▶ **DATA SECTION**
----------------------------------------
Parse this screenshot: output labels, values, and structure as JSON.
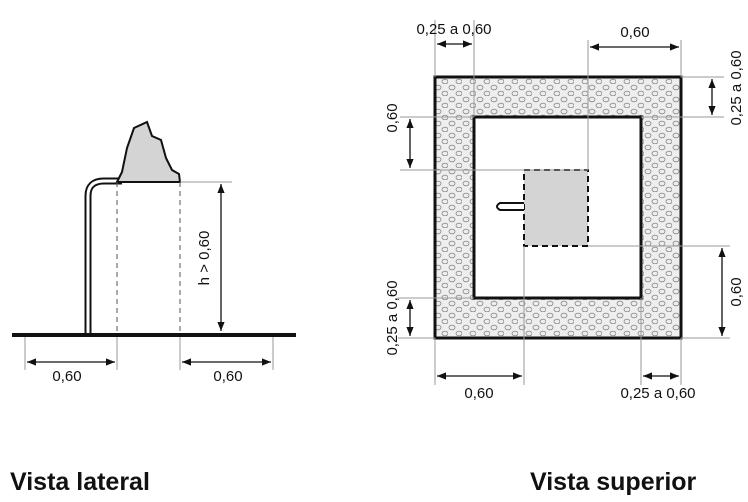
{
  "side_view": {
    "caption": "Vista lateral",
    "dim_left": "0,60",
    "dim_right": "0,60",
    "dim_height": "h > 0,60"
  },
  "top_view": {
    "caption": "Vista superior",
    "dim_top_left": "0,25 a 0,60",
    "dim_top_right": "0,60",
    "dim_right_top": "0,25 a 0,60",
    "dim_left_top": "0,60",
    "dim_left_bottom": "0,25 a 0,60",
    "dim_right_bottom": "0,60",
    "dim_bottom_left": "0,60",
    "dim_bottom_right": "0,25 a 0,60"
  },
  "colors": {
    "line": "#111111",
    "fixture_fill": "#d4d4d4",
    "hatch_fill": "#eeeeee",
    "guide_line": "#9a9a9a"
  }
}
----------------------------------------
▶ **PROBLEM TO WORK ON**
Each record must be quoted in full and exactly. Do not include the pictures.

▶ **COMPLETE ANSWER**
Parse this screenshot: output labels, values, and structure as JSON.
{
  "side_view": {
    "caption": "Vista lateral",
    "dim_left": "0,60",
    "dim_right": "0,60",
    "dim_height": "h > 0,60"
  },
  "top_view": {
    "caption": "Vista superior",
    "dim_top_left": "0,25 a 0,60",
    "dim_top_right": "0,60",
    "dim_right_top": "0,25 a 0,60",
    "dim_left_top": "0,60",
    "dim_left_bottom": "0,25 a 0,60",
    "dim_right_bottom": "0,60",
    "dim_bottom_left": "0,60",
    "dim_bottom_right": "0,25 a 0,60"
  },
  "colors": {
    "line": "#111111",
    "fixture_fill": "#d4d4d4",
    "hatch_fill": "#eeeeee",
    "guide_line": "#9a9a9a"
  }
}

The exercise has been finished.